_SHORT PROBLEM_
Gather all lines in the records below that include the word "mensual".

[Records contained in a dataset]
-------
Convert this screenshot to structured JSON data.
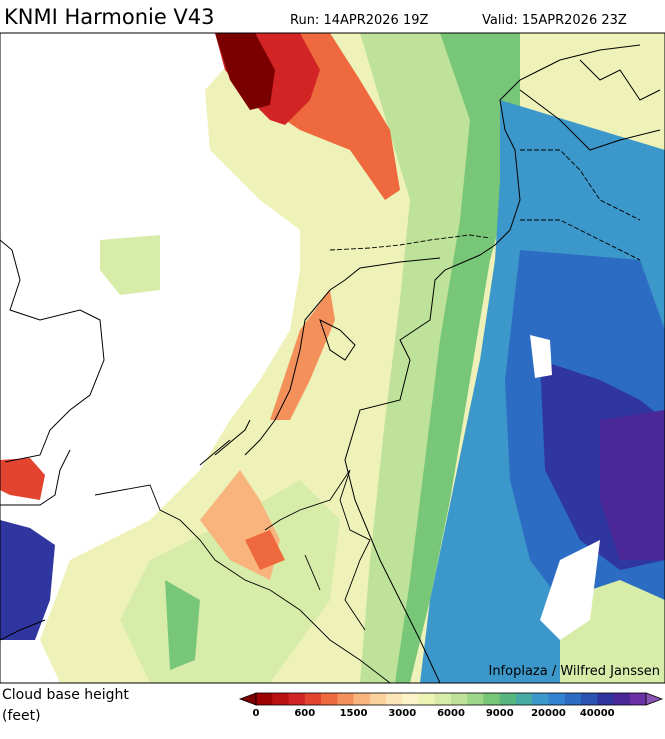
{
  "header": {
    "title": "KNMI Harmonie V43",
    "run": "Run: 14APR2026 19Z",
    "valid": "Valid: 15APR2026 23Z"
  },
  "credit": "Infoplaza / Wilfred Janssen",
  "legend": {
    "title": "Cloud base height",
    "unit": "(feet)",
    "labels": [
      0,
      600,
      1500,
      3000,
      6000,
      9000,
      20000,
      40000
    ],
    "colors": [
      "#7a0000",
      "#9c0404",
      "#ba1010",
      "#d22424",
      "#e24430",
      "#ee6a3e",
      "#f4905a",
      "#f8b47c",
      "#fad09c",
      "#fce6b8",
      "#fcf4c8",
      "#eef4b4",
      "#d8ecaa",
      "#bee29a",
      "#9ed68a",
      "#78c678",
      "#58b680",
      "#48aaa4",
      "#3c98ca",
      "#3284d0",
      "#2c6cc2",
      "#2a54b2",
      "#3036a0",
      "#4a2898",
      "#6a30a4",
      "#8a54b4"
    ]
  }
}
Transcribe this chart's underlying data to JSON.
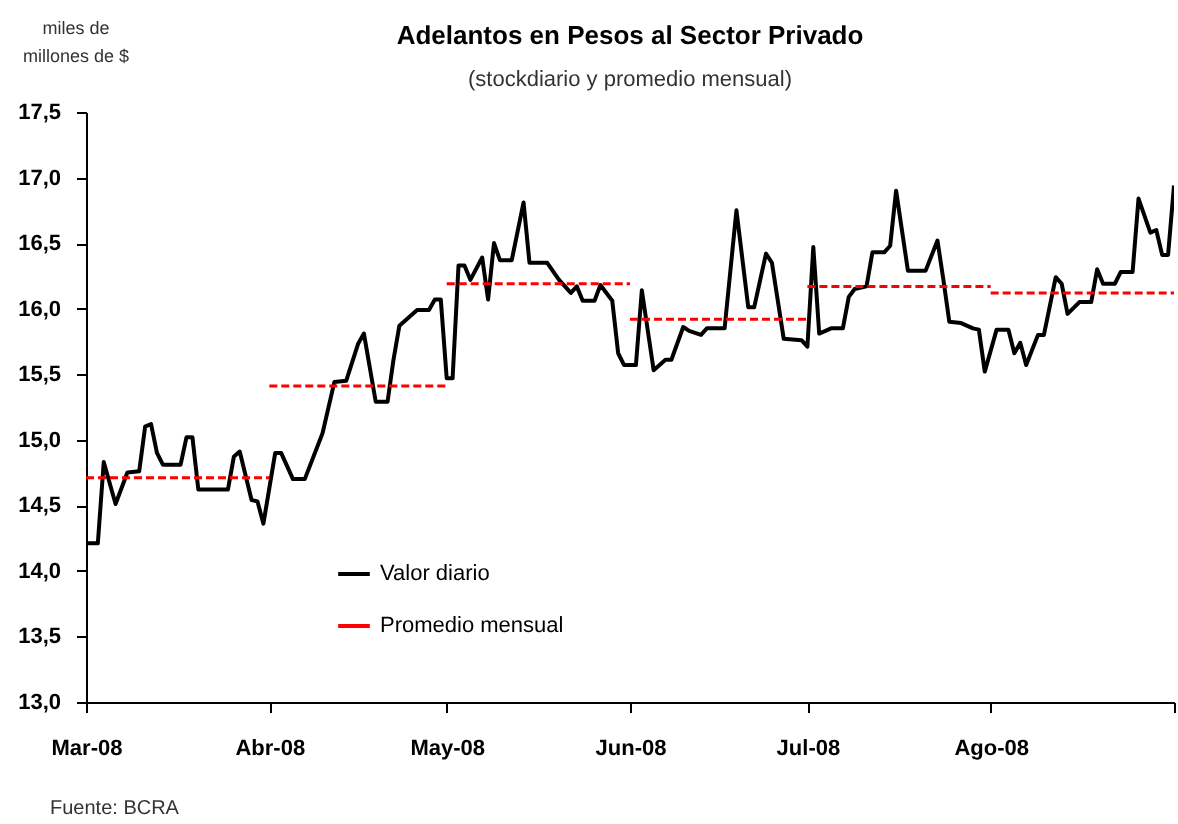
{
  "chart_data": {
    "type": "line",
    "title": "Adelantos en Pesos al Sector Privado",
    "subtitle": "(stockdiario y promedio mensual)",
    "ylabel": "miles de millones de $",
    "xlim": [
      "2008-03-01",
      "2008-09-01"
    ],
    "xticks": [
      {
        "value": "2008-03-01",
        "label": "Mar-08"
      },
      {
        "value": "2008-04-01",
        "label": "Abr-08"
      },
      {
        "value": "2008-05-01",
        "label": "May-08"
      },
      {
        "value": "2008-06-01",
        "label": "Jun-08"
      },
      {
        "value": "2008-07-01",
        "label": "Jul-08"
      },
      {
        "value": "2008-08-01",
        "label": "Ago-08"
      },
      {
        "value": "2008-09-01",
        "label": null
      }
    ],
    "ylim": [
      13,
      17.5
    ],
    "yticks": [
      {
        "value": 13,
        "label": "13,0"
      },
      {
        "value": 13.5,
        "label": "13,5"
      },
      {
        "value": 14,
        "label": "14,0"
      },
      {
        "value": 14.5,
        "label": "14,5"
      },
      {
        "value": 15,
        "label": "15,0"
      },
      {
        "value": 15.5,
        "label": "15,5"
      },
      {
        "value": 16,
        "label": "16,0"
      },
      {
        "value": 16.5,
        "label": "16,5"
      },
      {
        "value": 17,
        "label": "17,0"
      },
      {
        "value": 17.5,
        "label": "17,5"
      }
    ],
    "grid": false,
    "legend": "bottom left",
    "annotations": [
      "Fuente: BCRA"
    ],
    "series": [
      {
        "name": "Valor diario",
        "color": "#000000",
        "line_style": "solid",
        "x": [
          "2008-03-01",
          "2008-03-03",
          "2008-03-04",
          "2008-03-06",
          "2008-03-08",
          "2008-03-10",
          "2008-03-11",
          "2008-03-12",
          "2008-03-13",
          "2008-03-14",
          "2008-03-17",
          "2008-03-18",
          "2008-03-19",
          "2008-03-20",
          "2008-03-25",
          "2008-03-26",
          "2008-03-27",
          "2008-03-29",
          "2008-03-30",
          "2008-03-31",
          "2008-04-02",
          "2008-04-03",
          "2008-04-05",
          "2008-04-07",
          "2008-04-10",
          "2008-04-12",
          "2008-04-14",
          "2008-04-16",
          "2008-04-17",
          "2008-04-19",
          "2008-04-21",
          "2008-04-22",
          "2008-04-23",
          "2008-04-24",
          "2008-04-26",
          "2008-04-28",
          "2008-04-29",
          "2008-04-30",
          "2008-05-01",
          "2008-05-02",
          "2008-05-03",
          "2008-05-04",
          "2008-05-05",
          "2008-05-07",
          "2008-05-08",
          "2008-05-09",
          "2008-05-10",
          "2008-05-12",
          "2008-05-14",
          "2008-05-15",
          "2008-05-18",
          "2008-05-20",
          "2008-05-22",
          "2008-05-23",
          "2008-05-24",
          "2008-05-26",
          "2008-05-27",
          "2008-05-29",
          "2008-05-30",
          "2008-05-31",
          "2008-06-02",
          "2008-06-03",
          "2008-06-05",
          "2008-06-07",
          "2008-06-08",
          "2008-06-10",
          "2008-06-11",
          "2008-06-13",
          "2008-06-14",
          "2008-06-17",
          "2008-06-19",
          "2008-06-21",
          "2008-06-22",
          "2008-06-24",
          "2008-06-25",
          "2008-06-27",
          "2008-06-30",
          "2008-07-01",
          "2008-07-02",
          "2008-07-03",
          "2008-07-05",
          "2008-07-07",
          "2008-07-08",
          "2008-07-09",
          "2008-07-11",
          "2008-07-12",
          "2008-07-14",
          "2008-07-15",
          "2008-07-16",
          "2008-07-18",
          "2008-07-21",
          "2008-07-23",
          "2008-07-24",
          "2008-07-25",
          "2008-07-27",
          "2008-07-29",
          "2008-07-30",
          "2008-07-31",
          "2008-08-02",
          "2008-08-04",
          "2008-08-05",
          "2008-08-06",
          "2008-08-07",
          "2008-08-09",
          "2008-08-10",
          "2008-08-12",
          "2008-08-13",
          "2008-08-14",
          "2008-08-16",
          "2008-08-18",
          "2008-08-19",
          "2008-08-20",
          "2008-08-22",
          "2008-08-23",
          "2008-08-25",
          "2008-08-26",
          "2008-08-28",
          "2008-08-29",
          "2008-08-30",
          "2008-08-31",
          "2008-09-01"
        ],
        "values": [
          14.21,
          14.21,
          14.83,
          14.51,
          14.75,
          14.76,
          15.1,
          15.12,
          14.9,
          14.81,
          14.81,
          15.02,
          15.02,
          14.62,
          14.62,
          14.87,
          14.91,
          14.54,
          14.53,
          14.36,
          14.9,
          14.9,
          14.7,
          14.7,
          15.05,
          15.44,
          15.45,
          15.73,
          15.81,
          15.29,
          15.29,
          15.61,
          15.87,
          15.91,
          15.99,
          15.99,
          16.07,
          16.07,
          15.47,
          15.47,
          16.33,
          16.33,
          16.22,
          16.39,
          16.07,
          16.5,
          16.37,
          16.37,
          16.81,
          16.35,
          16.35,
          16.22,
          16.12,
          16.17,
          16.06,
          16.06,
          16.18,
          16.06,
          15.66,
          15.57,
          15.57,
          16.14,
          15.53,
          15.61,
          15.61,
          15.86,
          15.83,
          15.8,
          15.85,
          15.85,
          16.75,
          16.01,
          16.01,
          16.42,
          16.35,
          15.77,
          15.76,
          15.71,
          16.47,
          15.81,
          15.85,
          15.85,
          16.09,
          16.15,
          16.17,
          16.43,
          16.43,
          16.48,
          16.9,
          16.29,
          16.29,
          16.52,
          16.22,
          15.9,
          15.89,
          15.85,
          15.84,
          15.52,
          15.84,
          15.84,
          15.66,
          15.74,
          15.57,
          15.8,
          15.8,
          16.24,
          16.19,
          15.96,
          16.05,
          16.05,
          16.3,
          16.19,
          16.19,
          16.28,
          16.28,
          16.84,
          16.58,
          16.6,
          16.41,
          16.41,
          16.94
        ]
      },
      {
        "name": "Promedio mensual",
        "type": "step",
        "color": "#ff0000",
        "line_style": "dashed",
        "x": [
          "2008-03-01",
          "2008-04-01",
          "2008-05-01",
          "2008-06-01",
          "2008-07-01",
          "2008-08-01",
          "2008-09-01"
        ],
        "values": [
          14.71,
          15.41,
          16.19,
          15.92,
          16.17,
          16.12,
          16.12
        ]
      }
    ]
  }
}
-------
_RESPONSE FOR THIS EXERCISE_
    "subtitle": "(stockdiario y promedio mensual)",
        "name": "Promedio mensual",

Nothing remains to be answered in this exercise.